→ **Task prompt**:
Make an exact copy of all the entries, with the pictures left out.

********

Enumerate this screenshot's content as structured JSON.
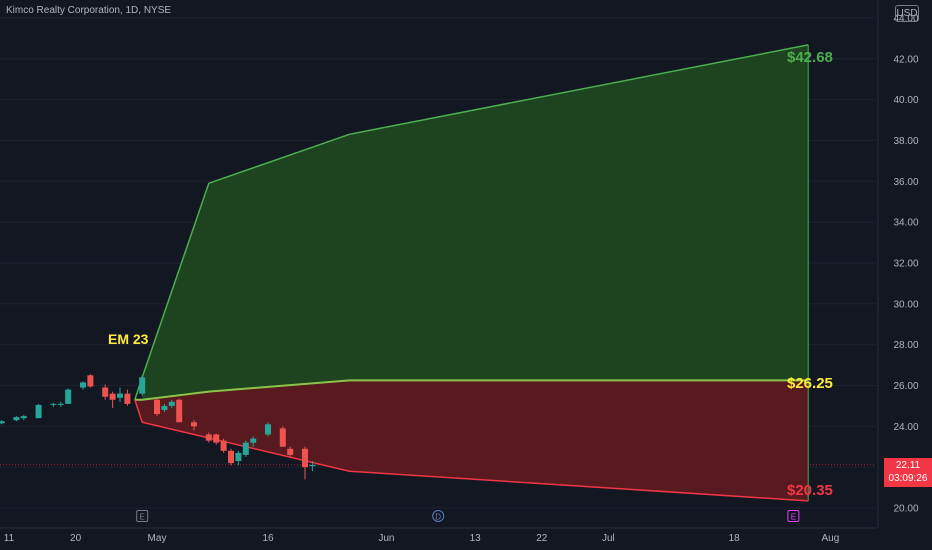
{
  "header": {
    "title": "Kimco Realty Corporation, 1D, NYSE",
    "currency": "USD"
  },
  "price_tag": {
    "price": "22.11",
    "countdown": "03:09:26"
  },
  "colors": {
    "background": "#131722",
    "up": "#26a69a",
    "down": "#ef5350",
    "green_zone_fill": "#1e4620",
    "green_zone_line": "#4caf50",
    "red_zone_fill": "#5c1a20",
    "red_zone_line": "#f23645",
    "annotation": "#ffeb3b"
  },
  "chart_data": {
    "type": "candlestick",
    "ylim": [
      19.4,
      45.3
    ],
    "y_ticks": [
      20,
      22,
      24,
      26,
      28,
      30,
      32,
      34,
      36,
      38,
      40,
      42,
      44
    ],
    "x_tick_labels": [
      {
        "label": "11",
        "day": 0
      },
      {
        "label": "20",
        "day": 9
      },
      {
        "label": "May",
        "day": 20
      },
      {
        "label": "16",
        "day": 35
      },
      {
        "label": "Jun",
        "day": 51
      },
      {
        "label": "13",
        "day": 63
      },
      {
        "label": "22",
        "day": 72
      },
      {
        "label": "Jul",
        "day": 81
      },
      {
        "label": "18",
        "day": 98
      },
      {
        "label": "Aug",
        "day": 111
      }
    ],
    "candles": [
      {
        "day": -1,
        "o": 24.15,
        "h": 24.3,
        "l": 24.1,
        "c": 24.25
      },
      {
        "day": 1,
        "o": 24.3,
        "h": 24.5,
        "l": 24.25,
        "c": 24.45
      },
      {
        "day": 2,
        "o": 24.4,
        "h": 24.55,
        "l": 24.3,
        "c": 24.5
      },
      {
        "day": 4,
        "o": 24.4,
        "h": 25.1,
        "l": 24.4,
        "c": 25.05
      },
      {
        "day": 6,
        "o": 25.05,
        "h": 25.15,
        "l": 24.95,
        "c": 25.1
      },
      {
        "day": 7,
        "o": 25.05,
        "h": 25.2,
        "l": 24.95,
        "c": 25.1
      },
      {
        "day": 8,
        "o": 25.1,
        "h": 25.85,
        "l": 25.1,
        "c": 25.8
      },
      {
        "day": 10,
        "o": 25.9,
        "h": 26.2,
        "l": 25.8,
        "c": 26.15
      },
      {
        "day": 11,
        "o": 26.5,
        "h": 26.55,
        "l": 25.9,
        "c": 25.95
      },
      {
        "day": 13,
        "o": 25.9,
        "h": 26.05,
        "l": 25.3,
        "c": 25.45
      },
      {
        "day": 14,
        "o": 25.6,
        "h": 25.7,
        "l": 24.9,
        "c": 25.3
      },
      {
        "day": 15,
        "o": 25.4,
        "h": 25.9,
        "l": 25.2,
        "c": 25.6
      },
      {
        "day": 16,
        "o": 25.6,
        "h": 25.8,
        "l": 25.0,
        "c": 25.1
      },
      {
        "day": 18,
        "o": 25.6,
        "h": 26.5,
        "l": 25.5,
        "c": 26.4
      },
      {
        "day": 20,
        "o": 25.3,
        "h": 25.4,
        "l": 24.5,
        "c": 24.6
      },
      {
        "day": 21,
        "o": 24.8,
        "h": 25.1,
        "l": 24.7,
        "c": 25.0
      },
      {
        "day": 22,
        "o": 25.0,
        "h": 25.3,
        "l": 24.9,
        "c": 25.2
      },
      {
        "day": 23,
        "o": 25.3,
        "h": 25.35,
        "l": 24.2,
        "c": 24.2
      },
      {
        "day": 25,
        "o": 24.2,
        "h": 24.3,
        "l": 23.8,
        "c": 24.0
      },
      {
        "day": 27,
        "o": 23.6,
        "h": 23.7,
        "l": 23.2,
        "c": 23.3
      },
      {
        "day": 28,
        "o": 23.6,
        "h": 23.65,
        "l": 23.1,
        "c": 23.2
      },
      {
        "day": 29,
        "o": 23.3,
        "h": 23.4,
        "l": 22.7,
        "c": 22.8
      },
      {
        "day": 30,
        "o": 22.8,
        "h": 22.9,
        "l": 22.1,
        "c": 22.2
      },
      {
        "day": 31,
        "o": 22.3,
        "h": 22.8,
        "l": 22.1,
        "c": 22.7
      },
      {
        "day": 32,
        "o": 22.6,
        "h": 23.3,
        "l": 22.5,
        "c": 23.2
      },
      {
        "day": 33,
        "o": 23.2,
        "h": 23.5,
        "l": 23.0,
        "c": 23.4
      },
      {
        "day": 35,
        "o": 23.6,
        "h": 24.2,
        "l": 23.5,
        "c": 24.1
      },
      {
        "day": 37,
        "o": 23.9,
        "h": 24.0,
        "l": 23.0,
        "c": 23.0
      },
      {
        "day": 38,
        "o": 22.9,
        "h": 23.0,
        "l": 22.5,
        "c": 22.6
      },
      {
        "day": 40,
        "o": 22.9,
        "h": 23.0,
        "l": 21.4,
        "c": 22.0
      },
      {
        "day": 41,
        "o": 22.05,
        "h": 22.3,
        "l": 21.8,
        "c": 22.11
      }
    ],
    "zones": {
      "upper_edge": [
        {
          "day": 18,
          "v": 26.4
        },
        {
          "day": 27,
          "v": 35.9
        },
        {
          "day": 46,
          "v": 38.3
        },
        {
          "day": 108,
          "v": 42.68
        }
      ],
      "mid_edge": [
        {
          "day": 18,
          "v": 25.3
        },
        {
          "day": 27,
          "v": 25.7
        },
        {
          "day": 46,
          "v": 26.25
        },
        {
          "day": 108,
          "v": 26.25
        }
      ],
      "lower_edge": [
        {
          "day": 18,
          "v": 24.2
        },
        {
          "day": 46,
          "v": 21.8
        },
        {
          "day": 108,
          "v": 20.35
        }
      ],
      "anchor": {
        "day": 17,
        "v": 25.3
      }
    },
    "annotations": {
      "em_label": "EM 23",
      "upper_value": "$42.68",
      "mid_value": "$26.25",
      "lower_value": "$20.35"
    },
    "current_price": 22.11,
    "event_markers": [
      {
        "label": "E",
        "day": 18,
        "color": "#787b86"
      },
      {
        "label": "D",
        "day": 58,
        "color": "#787b86"
      },
      {
        "label": "E",
        "day": 106,
        "color": "#e040fb"
      }
    ]
  }
}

********

→ **Task output**:
Enumerate this screenshot's content as structured JSON.
{
  "header": {
    "title": "Kimco Realty Corporation, 1D, NYSE",
    "currency": "USD"
  },
  "price_tag": {
    "price": "22.11",
    "countdown": "03:09:26"
  },
  "colors": {
    "background": "#131722",
    "up": "#26a69a",
    "down": "#ef5350",
    "green_zone_fill": "#1e4620",
    "green_zone_line": "#4caf50",
    "red_zone_fill": "#5c1a20",
    "red_zone_line": "#f23645",
    "annotation": "#ffeb3b"
  },
  "chart_data": {
    "type": "candlestick",
    "ylim": [
      19.4,
      45.3
    ],
    "y_ticks": [
      20,
      22,
      24,
      26,
      28,
      30,
      32,
      34,
      36,
      38,
      40,
      42,
      44
    ],
    "x_tick_labels": [
      {
        "label": "11",
        "day": 0
      },
      {
        "label": "20",
        "day": 9
      },
      {
        "label": "May",
        "day": 20
      },
      {
        "label": "16",
        "day": 35
      },
      {
        "label": "Jun",
        "day": 51
      },
      {
        "label": "13",
        "day": 63
      },
      {
        "label": "22",
        "day": 72
      },
      {
        "label": "Jul",
        "day": 81
      },
      {
        "label": "18",
        "day": 98
      },
      {
        "label": "Aug",
        "day": 111
      }
    ],
    "candles": [
      {
        "day": -1,
        "o": 24.15,
        "h": 24.3,
        "l": 24.1,
        "c": 24.25
      },
      {
        "day": 1,
        "o": 24.3,
        "h": 24.5,
        "l": 24.25,
        "c": 24.45
      },
      {
        "day": 2,
        "o": 24.4,
        "h": 24.55,
        "l": 24.3,
        "c": 24.5
      },
      {
        "day": 4,
        "o": 24.4,
        "h": 25.1,
        "l": 24.4,
        "c": 25.05
      },
      {
        "day": 6,
        "o": 25.05,
        "h": 25.15,
        "l": 24.95,
        "c": 25.1
      },
      {
        "day": 7,
        "o": 25.05,
        "h": 25.2,
        "l": 24.95,
        "c": 25.1
      },
      {
        "day": 8,
        "o": 25.1,
        "h": 25.85,
        "l": 25.1,
        "c": 25.8
      },
      {
        "day": 10,
        "o": 25.9,
        "h": 26.2,
        "l": 25.8,
        "c": 26.15
      },
      {
        "day": 11,
        "o": 26.5,
        "h": 26.55,
        "l": 25.9,
        "c": 25.95
      },
      {
        "day": 13,
        "o": 25.9,
        "h": 26.05,
        "l": 25.3,
        "c": 25.45
      },
      {
        "day": 14,
        "o": 25.6,
        "h": 25.7,
        "l": 24.9,
        "c": 25.3
      },
      {
        "day": 15,
        "o": 25.4,
        "h": 25.9,
        "l": 25.2,
        "c": 25.6
      },
      {
        "day": 16,
        "o": 25.6,
        "h": 25.8,
        "l": 25.0,
        "c": 25.1
      },
      {
        "day": 18,
        "o": 25.6,
        "h": 26.5,
        "l": 25.5,
        "c": 26.4
      },
      {
        "day": 20,
        "o": 25.3,
        "h": 25.4,
        "l": 24.5,
        "c": 24.6
      },
      {
        "day": 21,
        "o": 24.8,
        "h": 25.1,
        "l": 24.7,
        "c": 25.0
      },
      {
        "day": 22,
        "o": 25.0,
        "h": 25.3,
        "l": 24.9,
        "c": 25.2
      },
      {
        "day": 23,
        "o": 25.3,
        "h": 25.35,
        "l": 24.2,
        "c": 24.2
      },
      {
        "day": 25,
        "o": 24.2,
        "h": 24.3,
        "l": 23.8,
        "c": 24.0
      },
      {
        "day": 27,
        "o": 23.6,
        "h": 23.7,
        "l": 23.2,
        "c": 23.3
      },
      {
        "day": 28,
        "o": 23.6,
        "h": 23.65,
        "l": 23.1,
        "c": 23.2
      },
      {
        "day": 29,
        "o": 23.3,
        "h": 23.4,
        "l": 22.7,
        "c": 22.8
      },
      {
        "day": 30,
        "o": 22.8,
        "h": 22.9,
        "l": 22.1,
        "c": 22.2
      },
      {
        "day": 31,
        "o": 22.3,
        "h": 22.8,
        "l": 22.1,
        "c": 22.7
      },
      {
        "day": 32,
        "o": 22.6,
        "h": 23.3,
        "l": 22.5,
        "c": 23.2
      },
      {
        "day": 33,
        "o": 23.2,
        "h": 23.5,
        "l": 23.0,
        "c": 23.4
      },
      {
        "day": 35,
        "o": 23.6,
        "h": 24.2,
        "l": 23.5,
        "c": 24.1
      },
      {
        "day": 37,
        "o": 23.9,
        "h": 24.0,
        "l": 23.0,
        "c": 23.0
      },
      {
        "day": 38,
        "o": 22.9,
        "h": 23.0,
        "l": 22.5,
        "c": 22.6
      },
      {
        "day": 40,
        "o": 22.9,
        "h": 23.0,
        "l": 21.4,
        "c": 22.0
      },
      {
        "day": 41,
        "o": 22.05,
        "h": 22.3,
        "l": 21.8,
        "c": 22.11
      }
    ],
    "zones": {
      "upper_edge": [
        {
          "day": 18,
          "v": 26.4
        },
        {
          "day": 27,
          "v": 35.9
        },
        {
          "day": 46,
          "v": 38.3
        },
        {
          "day": 108,
          "v": 42.68
        }
      ],
      "mid_edge": [
        {
          "day": 18,
          "v": 25.3
        },
        {
          "day": 27,
          "v": 25.7
        },
        {
          "day": 46,
          "v": 26.25
        },
        {
          "day": 108,
          "v": 26.25
        }
      ],
      "lower_edge": [
        {
          "day": 18,
          "v": 24.2
        },
        {
          "day": 46,
          "v": 21.8
        },
        {
          "day": 108,
          "v": 20.35
        }
      ],
      "anchor": {
        "day": 17,
        "v": 25.3
      }
    },
    "annotations": {
      "em_label": "EM 23",
      "upper_value": "$42.68",
      "mid_value": "$26.25",
      "lower_value": "$20.35"
    },
    "current_price": 22.11,
    "event_markers": [
      {
        "label": "E",
        "day": 18,
        "color": "#787b86"
      },
      {
        "label": "D",
        "day": 58,
        "color": "#787b86"
      },
      {
        "label": "E",
        "day": 106,
        "color": "#e040fb"
      }
    ]
  }
}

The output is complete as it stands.